Records provided
* * *
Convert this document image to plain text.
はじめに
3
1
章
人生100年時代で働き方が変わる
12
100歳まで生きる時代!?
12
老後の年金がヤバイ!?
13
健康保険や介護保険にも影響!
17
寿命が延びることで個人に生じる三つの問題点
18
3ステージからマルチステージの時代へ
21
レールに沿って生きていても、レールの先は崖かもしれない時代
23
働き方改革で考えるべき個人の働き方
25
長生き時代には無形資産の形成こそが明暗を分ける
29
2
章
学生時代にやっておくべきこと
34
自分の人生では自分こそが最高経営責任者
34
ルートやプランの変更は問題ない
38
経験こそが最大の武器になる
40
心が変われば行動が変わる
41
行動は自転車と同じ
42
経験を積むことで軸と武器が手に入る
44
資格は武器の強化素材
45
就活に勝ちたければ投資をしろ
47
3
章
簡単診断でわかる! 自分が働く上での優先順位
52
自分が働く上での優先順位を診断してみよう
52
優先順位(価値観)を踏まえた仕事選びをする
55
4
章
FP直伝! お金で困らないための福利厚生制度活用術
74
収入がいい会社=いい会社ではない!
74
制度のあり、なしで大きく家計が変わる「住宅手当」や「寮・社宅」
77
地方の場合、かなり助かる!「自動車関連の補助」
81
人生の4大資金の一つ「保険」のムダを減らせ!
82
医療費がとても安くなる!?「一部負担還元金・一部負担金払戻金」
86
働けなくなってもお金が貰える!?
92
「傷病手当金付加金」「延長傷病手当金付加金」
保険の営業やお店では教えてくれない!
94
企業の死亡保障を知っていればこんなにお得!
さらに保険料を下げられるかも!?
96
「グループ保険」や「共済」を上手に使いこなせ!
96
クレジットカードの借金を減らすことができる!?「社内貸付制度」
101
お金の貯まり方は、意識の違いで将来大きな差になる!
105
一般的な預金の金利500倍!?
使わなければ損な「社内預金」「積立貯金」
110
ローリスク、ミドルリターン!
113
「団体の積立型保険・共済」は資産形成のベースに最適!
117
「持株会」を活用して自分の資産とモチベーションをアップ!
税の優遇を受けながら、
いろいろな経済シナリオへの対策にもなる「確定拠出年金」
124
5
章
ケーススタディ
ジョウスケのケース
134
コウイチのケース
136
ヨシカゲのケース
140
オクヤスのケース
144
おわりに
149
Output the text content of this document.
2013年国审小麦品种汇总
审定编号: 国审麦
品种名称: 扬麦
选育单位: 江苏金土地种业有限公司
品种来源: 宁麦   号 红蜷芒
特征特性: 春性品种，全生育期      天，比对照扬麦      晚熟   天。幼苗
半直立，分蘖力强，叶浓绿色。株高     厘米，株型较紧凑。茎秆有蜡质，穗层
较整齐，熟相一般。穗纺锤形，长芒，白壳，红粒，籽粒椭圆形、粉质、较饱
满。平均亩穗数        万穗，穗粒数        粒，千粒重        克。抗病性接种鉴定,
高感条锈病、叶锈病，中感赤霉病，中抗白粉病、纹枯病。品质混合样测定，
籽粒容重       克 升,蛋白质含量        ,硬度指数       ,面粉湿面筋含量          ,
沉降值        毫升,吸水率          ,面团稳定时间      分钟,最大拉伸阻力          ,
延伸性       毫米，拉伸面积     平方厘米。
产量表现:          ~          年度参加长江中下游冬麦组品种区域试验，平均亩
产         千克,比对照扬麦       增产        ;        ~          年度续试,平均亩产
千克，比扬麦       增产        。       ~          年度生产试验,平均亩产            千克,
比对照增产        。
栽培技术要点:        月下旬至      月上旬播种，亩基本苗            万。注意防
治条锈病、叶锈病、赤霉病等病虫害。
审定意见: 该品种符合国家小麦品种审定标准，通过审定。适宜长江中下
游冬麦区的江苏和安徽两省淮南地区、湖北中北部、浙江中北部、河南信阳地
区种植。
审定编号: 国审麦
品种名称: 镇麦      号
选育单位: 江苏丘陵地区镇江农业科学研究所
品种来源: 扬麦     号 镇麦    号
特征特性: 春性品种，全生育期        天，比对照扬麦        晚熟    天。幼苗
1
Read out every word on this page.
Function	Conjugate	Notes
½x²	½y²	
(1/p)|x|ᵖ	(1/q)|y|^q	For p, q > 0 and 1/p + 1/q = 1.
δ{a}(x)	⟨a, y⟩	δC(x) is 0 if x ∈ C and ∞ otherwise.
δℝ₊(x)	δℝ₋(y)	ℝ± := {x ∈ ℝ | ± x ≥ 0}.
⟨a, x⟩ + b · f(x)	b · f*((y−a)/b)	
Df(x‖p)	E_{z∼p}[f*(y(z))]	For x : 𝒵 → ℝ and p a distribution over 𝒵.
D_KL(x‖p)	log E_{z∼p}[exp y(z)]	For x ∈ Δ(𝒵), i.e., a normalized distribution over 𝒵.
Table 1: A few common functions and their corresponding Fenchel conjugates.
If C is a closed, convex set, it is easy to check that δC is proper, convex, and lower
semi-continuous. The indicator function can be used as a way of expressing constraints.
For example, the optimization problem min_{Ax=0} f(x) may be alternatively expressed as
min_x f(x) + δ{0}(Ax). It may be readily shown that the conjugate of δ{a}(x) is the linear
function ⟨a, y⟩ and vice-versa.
* * *
Set task
Extract the full listing above without altering anything.

Answer to the exercise
Convert this document image to plain text.
はじめに
3
1
章
人生100年時代で働き方が変わる
12
100歳まで生きる時代!?
12
老後の年金がヤバイ!?
13
健康保険や介護保険にも影響!
17
寿命が延びることで個人に生じる三つの問題点
18
3ステージからマルチステージの時代へ
21
レールに沿って生きていても、レールの先は崖かもしれない時代
23
働き方改革で考えるべき個人の働き方
25
長生き時代には無形資産の形成こそが明暗を分ける
29
2
章
学生時代にやっておくべきこと
34
自分の人生では自分こそが最高経営責任者
34
ルートやプランの変更は問題ない
38
経験こそが最大の武器になる
40
心が変われば行動が変わる
41
行動は自転車と同じ
42
経験を積むことで軸と武器が手に入る
44
資格は武器の強化素材
45
就活に勝ちたければ投資をしろ
47
3
章
簡単診断でわかる! 自分が働く上での優先順位
52
自分が働く上での優先順位を診断してみよう
52
優先順位(価値観)を踏まえた仕事選びをする
55
4
章
FP直伝! お金で困らないための福利厚生制度活用術
74
収入がいい会社=いい会社ではない!
74
制度のあり、なしで大きく家計が変わる「住宅手当」や「寮・社宅」
77
地方の場合、かなり助かる!「自動車関連の補助」
81
人生の4大資金の一つ「保険」のムダを減らせ!
82
医療費がとても安くなる!?「一部負担還元金・一部負担金払戻金」
86
働けなくなってもお金が貰える!?
92
「傷病手当金付加金」「延長傷病手当金付加金」
保険の営業やお店では教えてくれない!
94
企業の死亡保障を知っていればこんなにお得!
さらに保険料を下げられるかも!?
96
「グループ保険」や「共済」を上手に使いこなせ!
96
クレジットカードの借金を減らすことができる!?「社内貸付制度」
101
お金の貯まり方は、意識の違いで将来大きな差になる!
105
一般的な預金の金利500倍!?
使わなければ損な「社内預金」「積立貯金」
110
ローリスク、ミドルリターン!
113
「団体の積立型保険・共済」は資産形成のベースに最適!
117
「持株会」を活用して自分の資産とモチベーションをアップ!
税の優遇を受けながら、
いろいろな経済シナリオへの対策にもなる「確定拠出年金」
124
5
章
ケーススタディ
ジョウスケのケース
134
コウイチのケース
136
ヨシカゲのケース
140
オクヤスのケース
144
おわりに
149
Output the text content of this document.
2013年国审小麦品种汇总
审定编号: 国审麦
品种名称: 扬麦
选育单位: 江苏金土地种业有限公司
品种来源: 宁麦   号 红蜷芒
特征特性: 春性品种，全生育期      天，比对照扬麦      晚熟   天。幼苗
半直立，分蘖力强，叶浓绿色。株高     厘米，株型较紧凑。茎秆有蜡质，穗层
较整齐，熟相一般。穗纺锤形，长芒，白壳，红粒，籽粒椭圆形、粉质、较饱
满。平均亩穗数        万穗，穗粒数        粒，千粒重        克。抗病性接种鉴定,
高感条锈病、叶锈病，中感赤霉病，中抗白粉病、纹枯病。品质混合样测定，
籽粒容重       克 升,蛋白质含量        ,硬度指数       ,面粉湿面筋含量          ,
沉降值        毫升,吸水率          ,面团稳定时间      分钟,最大拉伸阻力          ,
延伸性       毫米，拉伸面积     平方厘米。
产量表现:          ~          年度参加长江中下游冬麦组品种区域试验，平均亩
产         千克,比对照扬麦       增产        ;        ~          年度续试,平均亩产
千克，比扬麦       增产        。       ~          年度生产试验,平均亩产            千克,
比对照增产        。
栽培技术要点:        月下旬至      月上旬播种，亩基本苗            万。注意防
治条锈病、叶锈病、赤霉病等病虫害。
审定意见: 该品种符合国家小麦品种审定标准，通过审定。适宜长江中下
游冬麦区的江苏和安徽两省淮南地区、湖北中北部、浙江中北部、河南信阳地
区种植。
审定编号: 国审麦
品种名称: 镇麦      号
选育单位: 江苏丘陵地区镇江农业科学研究所
品种来源: 扬麦     号 镇麦    号
特征特性: 春性品种，全生育期        天，比对照扬麦        晚熟    天。幼苗
1
Read out every word on this page.
Function	Conjugate	Notes
½x²	½y²	
(1/p)|x|ᵖ	(1/q)|y|^q	For p, q > 0 and 1/p + 1/q = 1.
δ{a}(x)	⟨a, y⟩	δC(x) is 0 if x ∈ C and ∞ otherwise.
δℝ₊(x)	δℝ₋(y)	ℝ± := {x ∈ ℝ | ± x ≥ 0}.
⟨a, x⟩ + b · f(x)	b · f*((y−a)/b)	
Df(x‖p)	E_{z∼p}[f*(y(z))]	For x : 𝒵 → ℝ and p a distribution over 𝒵.
D_KL(x‖p)	log E_{z∼p}[exp y(z)]	For x ∈ Δ(𝒵), i.e., a normalized distribution over 𝒵.
Table 1: A few common functions and their corresponding Fenchel conjugates.
If C is a closed, convex set, it is easy to check that δC is proper, convex, and lower
semi-continuous. The indicator function can be used as a way of expressing constraints.
For example, the optimization problem min_{Ax=0} f(x) may be alternatively expressed as
min_x f(x) + δ{0}(Ax). It may be readily shown that the conjugate of δ{a}(x) is the linear
function ⟨a, y⟩ and vice-versa.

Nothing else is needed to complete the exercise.